[Stored data]
□ □ □
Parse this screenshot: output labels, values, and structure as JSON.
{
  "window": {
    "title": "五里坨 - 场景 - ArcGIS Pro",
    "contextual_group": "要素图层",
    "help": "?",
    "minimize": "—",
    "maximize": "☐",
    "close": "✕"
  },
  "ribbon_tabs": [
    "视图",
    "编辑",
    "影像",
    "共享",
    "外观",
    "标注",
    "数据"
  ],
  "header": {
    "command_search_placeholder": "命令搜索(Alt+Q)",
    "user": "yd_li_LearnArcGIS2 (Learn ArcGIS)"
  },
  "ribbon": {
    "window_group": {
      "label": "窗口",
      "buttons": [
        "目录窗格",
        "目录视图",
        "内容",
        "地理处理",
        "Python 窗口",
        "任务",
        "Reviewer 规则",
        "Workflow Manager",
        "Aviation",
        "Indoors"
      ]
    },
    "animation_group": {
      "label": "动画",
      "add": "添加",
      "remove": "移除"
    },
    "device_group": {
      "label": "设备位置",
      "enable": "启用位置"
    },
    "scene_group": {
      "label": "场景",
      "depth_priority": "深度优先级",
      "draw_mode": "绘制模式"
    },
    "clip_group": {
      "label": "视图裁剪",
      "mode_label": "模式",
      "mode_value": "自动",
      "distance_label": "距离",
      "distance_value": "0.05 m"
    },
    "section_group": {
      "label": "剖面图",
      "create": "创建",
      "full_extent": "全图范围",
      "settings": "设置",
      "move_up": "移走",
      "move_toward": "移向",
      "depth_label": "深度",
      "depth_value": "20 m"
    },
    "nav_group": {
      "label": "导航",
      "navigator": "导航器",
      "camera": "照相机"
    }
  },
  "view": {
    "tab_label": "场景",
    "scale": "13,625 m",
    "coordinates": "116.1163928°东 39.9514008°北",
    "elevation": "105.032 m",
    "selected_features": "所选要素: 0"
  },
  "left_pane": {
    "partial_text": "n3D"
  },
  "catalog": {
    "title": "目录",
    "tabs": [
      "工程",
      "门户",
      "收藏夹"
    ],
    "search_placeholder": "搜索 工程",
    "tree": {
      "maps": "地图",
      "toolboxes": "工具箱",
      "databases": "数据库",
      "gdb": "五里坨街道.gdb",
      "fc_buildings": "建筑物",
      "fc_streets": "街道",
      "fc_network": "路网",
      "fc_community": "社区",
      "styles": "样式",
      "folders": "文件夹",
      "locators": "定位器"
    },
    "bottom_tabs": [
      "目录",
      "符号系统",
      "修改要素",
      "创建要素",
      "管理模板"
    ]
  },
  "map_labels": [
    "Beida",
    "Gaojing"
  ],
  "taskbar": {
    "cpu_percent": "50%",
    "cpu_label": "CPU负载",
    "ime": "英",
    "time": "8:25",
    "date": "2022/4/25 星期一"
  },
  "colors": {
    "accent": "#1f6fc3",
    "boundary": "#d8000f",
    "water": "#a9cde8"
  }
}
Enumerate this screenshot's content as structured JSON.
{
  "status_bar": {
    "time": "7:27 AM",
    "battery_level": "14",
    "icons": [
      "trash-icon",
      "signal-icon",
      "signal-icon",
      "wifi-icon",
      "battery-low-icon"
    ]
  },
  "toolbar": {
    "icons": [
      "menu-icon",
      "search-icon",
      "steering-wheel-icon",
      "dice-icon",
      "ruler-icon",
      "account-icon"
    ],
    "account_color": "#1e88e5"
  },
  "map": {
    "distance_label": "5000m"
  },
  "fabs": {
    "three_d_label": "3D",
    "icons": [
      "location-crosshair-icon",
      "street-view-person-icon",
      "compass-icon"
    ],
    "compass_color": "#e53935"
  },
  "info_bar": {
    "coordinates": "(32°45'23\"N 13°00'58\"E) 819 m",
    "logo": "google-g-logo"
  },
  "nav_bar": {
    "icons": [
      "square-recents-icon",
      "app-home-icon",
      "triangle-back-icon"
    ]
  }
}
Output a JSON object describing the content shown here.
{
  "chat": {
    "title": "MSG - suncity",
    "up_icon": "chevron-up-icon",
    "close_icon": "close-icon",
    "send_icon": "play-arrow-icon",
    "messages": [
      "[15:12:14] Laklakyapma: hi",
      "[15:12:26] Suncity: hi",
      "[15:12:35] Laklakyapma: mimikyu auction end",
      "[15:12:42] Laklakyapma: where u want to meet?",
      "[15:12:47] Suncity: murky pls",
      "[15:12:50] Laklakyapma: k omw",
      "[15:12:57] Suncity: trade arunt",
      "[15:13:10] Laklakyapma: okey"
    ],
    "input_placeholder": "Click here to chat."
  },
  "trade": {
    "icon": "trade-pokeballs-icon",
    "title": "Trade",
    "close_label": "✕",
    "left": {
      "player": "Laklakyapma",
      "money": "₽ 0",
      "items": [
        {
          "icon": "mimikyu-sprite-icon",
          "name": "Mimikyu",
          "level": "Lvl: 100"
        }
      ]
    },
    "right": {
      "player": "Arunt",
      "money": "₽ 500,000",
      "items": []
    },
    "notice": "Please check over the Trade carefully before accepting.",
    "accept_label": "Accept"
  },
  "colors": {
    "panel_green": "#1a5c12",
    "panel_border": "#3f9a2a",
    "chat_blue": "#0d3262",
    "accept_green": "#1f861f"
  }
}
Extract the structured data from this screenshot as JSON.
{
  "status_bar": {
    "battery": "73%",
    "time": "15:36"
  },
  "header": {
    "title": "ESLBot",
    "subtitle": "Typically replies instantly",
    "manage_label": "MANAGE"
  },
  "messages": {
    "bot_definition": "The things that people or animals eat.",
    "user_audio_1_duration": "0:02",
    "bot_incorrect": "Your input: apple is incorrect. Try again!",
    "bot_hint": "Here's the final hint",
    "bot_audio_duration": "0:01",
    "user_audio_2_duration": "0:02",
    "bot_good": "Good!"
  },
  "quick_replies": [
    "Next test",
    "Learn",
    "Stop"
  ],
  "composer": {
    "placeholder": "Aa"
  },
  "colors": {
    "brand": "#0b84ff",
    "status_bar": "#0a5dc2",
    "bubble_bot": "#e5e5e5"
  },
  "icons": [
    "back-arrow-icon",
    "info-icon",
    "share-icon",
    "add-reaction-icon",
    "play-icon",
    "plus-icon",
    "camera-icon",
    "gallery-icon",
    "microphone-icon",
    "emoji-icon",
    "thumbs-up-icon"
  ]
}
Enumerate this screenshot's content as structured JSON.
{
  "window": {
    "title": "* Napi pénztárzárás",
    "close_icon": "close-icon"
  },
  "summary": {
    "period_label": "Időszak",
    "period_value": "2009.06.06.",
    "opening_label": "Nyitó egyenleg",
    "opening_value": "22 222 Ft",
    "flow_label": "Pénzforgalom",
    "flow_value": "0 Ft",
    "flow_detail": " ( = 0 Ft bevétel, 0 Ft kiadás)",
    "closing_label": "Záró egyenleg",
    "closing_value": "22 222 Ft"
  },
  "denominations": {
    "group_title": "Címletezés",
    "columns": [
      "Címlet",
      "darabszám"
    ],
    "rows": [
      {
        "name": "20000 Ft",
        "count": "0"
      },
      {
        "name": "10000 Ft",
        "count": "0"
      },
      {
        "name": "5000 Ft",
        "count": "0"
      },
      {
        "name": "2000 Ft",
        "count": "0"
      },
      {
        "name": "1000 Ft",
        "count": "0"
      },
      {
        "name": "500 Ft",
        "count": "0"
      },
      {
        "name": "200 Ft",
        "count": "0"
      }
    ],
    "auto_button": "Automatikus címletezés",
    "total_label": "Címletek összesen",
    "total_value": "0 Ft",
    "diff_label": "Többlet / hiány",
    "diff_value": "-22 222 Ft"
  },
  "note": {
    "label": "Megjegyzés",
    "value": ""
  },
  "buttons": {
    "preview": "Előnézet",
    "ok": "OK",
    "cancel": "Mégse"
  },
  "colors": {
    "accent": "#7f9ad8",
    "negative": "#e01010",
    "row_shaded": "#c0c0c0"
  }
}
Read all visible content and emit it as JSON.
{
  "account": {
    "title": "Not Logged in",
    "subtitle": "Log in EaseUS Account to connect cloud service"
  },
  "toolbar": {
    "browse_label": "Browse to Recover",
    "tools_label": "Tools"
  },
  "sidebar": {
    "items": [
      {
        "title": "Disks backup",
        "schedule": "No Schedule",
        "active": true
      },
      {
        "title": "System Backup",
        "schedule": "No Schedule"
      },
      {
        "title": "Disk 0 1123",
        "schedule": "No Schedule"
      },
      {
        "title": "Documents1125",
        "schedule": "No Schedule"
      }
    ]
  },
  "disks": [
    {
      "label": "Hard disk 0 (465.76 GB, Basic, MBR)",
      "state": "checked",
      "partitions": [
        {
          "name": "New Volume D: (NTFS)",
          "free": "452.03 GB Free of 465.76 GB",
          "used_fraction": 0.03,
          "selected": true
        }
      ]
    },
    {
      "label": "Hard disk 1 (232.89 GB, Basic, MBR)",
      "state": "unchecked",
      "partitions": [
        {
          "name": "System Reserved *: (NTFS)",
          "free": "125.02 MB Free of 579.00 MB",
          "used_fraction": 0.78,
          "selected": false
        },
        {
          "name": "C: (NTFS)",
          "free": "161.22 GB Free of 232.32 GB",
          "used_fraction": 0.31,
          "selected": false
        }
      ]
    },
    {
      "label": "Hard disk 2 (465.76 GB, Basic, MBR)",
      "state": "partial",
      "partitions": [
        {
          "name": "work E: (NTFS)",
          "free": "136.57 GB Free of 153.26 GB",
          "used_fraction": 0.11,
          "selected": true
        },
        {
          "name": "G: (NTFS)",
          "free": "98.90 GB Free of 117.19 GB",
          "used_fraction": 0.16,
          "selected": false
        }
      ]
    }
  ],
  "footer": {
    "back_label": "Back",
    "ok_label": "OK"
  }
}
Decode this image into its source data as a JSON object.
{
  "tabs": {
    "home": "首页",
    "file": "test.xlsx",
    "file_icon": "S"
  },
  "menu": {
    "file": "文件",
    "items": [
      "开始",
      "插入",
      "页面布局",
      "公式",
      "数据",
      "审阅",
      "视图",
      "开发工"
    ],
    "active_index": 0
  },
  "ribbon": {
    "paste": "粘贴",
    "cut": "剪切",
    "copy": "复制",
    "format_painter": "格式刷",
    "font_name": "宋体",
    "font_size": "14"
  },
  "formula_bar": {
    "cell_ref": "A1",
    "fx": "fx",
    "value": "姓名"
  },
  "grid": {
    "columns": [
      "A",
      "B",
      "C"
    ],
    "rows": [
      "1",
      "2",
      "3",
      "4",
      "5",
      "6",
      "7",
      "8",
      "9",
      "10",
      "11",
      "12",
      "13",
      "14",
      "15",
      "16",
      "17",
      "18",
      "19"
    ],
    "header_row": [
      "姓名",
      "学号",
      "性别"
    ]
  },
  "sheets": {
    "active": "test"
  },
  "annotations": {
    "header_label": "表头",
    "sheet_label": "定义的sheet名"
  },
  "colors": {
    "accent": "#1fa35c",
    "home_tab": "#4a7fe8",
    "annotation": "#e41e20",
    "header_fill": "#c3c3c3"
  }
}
□ □ □
The task:
Check every line in the material above for the string "Laklakyapma", then give only the number of lines that have it.

Result of this exercise:
6